Problem description:
Check each line of the listing, and copy it if it contains the word "image".

[Stored dataset items]
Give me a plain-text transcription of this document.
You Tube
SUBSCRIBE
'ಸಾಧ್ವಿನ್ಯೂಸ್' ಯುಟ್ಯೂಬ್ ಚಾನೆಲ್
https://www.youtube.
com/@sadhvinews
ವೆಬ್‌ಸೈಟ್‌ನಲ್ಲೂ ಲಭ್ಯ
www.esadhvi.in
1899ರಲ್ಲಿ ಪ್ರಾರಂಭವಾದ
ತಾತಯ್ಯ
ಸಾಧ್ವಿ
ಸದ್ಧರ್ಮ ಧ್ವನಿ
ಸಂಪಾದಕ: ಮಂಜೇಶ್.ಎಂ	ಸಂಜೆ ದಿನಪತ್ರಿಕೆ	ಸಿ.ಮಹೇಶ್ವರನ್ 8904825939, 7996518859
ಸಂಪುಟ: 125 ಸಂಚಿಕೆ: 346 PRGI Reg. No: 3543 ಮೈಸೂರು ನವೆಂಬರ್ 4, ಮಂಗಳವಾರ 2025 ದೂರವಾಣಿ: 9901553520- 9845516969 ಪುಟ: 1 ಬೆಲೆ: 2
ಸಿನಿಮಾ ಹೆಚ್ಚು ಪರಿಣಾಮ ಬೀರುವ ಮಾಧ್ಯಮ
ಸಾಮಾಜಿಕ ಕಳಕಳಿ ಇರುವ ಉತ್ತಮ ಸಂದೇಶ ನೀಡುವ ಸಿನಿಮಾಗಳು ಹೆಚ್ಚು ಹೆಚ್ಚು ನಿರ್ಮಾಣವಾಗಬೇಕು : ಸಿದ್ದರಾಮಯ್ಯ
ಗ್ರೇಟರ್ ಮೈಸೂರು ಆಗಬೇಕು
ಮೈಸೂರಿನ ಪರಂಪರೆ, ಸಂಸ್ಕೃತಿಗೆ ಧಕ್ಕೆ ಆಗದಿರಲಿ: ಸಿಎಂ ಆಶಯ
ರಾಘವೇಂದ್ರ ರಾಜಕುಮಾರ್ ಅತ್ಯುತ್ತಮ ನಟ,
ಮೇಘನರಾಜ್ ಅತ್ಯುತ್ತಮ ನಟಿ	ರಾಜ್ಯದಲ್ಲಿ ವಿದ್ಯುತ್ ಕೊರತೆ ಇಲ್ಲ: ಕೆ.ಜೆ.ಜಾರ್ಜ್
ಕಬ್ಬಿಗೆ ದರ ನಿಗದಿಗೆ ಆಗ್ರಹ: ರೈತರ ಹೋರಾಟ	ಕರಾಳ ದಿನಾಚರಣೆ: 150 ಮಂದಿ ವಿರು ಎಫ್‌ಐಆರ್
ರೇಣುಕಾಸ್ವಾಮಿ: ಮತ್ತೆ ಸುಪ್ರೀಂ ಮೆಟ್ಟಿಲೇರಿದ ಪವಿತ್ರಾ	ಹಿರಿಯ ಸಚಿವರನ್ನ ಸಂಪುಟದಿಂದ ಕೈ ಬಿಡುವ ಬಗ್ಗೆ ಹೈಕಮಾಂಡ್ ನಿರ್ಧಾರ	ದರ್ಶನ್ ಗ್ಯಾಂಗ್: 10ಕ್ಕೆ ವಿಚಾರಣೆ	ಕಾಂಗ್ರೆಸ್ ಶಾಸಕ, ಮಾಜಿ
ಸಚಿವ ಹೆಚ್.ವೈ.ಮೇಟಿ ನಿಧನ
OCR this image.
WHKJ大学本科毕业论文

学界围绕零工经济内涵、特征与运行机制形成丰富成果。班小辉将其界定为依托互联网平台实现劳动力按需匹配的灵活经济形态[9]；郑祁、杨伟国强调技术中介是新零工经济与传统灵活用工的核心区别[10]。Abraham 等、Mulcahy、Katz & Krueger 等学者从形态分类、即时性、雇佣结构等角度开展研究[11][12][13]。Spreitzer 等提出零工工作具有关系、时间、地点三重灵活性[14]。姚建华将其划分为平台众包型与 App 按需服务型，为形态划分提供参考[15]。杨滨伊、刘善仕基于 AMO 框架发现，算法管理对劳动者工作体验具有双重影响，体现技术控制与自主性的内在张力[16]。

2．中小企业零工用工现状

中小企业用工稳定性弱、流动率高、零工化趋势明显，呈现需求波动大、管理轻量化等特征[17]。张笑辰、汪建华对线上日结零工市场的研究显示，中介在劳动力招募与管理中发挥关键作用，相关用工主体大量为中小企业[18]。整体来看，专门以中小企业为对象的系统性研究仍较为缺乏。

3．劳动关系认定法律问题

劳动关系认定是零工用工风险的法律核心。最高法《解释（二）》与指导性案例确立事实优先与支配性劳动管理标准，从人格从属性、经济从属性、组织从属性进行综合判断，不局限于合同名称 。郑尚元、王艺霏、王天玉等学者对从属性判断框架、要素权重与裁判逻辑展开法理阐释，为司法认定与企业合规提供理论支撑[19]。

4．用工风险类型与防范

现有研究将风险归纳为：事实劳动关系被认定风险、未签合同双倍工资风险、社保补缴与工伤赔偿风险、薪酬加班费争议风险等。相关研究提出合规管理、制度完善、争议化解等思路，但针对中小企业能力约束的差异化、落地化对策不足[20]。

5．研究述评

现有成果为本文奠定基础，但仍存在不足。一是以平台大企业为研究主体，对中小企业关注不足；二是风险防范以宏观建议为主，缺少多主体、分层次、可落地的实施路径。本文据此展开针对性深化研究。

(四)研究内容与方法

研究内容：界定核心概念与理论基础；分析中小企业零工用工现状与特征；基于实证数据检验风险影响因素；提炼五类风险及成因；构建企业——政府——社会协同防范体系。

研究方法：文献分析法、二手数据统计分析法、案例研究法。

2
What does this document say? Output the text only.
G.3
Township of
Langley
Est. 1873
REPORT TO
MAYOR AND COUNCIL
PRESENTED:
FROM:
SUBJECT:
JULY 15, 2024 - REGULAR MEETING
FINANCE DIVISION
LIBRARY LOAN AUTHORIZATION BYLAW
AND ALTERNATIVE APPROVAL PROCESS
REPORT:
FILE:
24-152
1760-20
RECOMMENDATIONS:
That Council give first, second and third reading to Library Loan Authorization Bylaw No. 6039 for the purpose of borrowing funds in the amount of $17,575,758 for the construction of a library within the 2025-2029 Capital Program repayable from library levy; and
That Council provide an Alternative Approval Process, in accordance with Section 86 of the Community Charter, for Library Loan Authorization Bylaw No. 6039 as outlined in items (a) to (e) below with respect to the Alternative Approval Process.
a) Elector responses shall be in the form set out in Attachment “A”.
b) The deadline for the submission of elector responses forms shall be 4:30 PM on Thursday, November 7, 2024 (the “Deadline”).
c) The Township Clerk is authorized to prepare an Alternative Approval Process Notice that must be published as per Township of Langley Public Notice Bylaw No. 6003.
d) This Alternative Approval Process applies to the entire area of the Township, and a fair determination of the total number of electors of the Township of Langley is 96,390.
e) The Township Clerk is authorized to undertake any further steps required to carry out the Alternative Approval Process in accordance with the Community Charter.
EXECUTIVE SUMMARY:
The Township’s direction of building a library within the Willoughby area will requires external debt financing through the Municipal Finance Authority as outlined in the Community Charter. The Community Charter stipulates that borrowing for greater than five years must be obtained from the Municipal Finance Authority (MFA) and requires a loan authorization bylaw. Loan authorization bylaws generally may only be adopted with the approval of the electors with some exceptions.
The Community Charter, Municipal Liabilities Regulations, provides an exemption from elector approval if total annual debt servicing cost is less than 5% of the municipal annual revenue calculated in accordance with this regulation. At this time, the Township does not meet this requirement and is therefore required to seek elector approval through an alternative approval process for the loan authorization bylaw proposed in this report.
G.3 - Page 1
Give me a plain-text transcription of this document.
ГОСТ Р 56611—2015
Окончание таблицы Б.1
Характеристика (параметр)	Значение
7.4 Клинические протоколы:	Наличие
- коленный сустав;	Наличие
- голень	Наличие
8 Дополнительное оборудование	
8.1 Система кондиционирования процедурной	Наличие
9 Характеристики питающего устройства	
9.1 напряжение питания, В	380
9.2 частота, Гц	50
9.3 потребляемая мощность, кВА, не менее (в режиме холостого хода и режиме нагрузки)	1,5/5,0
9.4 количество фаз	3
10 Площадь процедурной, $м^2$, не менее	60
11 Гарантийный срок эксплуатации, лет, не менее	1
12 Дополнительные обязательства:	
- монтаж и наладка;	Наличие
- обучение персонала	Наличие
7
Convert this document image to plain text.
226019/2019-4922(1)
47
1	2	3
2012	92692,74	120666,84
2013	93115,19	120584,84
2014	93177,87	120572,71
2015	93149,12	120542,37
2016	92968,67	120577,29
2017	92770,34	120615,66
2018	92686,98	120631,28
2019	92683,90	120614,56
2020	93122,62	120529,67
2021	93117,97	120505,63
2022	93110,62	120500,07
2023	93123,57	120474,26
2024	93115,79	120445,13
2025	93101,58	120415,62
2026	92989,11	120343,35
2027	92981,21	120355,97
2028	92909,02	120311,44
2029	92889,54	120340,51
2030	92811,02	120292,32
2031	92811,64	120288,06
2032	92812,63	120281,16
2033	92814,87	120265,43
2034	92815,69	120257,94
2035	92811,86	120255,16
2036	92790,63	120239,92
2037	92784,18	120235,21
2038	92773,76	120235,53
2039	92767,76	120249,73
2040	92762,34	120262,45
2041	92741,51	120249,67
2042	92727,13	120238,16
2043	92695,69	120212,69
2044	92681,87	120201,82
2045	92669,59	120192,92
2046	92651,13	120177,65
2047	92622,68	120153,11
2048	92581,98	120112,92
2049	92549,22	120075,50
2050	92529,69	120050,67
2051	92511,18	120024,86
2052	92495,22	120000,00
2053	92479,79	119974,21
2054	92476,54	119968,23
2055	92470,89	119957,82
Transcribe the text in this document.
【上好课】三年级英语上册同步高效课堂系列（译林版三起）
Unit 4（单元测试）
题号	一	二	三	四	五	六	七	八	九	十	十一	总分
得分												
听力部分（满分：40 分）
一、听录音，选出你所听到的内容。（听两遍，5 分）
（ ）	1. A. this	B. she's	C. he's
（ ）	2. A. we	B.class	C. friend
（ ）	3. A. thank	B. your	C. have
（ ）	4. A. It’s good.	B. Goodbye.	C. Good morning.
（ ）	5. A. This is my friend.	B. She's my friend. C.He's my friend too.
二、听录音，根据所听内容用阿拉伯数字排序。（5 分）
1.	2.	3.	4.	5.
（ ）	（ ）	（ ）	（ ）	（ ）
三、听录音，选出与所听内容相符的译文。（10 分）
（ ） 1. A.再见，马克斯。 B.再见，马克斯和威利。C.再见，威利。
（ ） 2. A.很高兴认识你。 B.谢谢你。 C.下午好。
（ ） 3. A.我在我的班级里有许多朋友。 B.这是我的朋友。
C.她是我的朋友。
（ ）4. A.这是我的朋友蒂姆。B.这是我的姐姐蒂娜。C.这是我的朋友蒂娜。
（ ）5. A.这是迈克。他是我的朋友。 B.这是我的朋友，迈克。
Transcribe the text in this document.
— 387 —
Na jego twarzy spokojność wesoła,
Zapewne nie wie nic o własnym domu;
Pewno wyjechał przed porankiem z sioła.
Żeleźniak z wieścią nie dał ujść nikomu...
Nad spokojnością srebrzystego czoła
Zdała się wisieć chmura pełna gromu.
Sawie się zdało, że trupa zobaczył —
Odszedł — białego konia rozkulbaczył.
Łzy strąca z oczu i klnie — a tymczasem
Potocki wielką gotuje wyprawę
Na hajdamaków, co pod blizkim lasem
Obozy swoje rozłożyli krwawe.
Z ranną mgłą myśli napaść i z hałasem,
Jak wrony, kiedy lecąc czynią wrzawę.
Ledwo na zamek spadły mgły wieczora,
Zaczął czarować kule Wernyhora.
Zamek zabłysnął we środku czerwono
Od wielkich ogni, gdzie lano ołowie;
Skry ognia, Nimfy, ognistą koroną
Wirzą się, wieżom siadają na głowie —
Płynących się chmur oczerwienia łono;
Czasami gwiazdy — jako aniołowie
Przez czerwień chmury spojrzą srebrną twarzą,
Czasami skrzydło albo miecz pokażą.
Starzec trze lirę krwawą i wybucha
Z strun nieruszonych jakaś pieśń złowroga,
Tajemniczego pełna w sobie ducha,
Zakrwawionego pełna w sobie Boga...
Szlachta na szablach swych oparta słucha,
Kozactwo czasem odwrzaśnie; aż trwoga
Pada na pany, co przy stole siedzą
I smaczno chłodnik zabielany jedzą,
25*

Exercise answer:
OCR this image.
Convert this document image to plain text.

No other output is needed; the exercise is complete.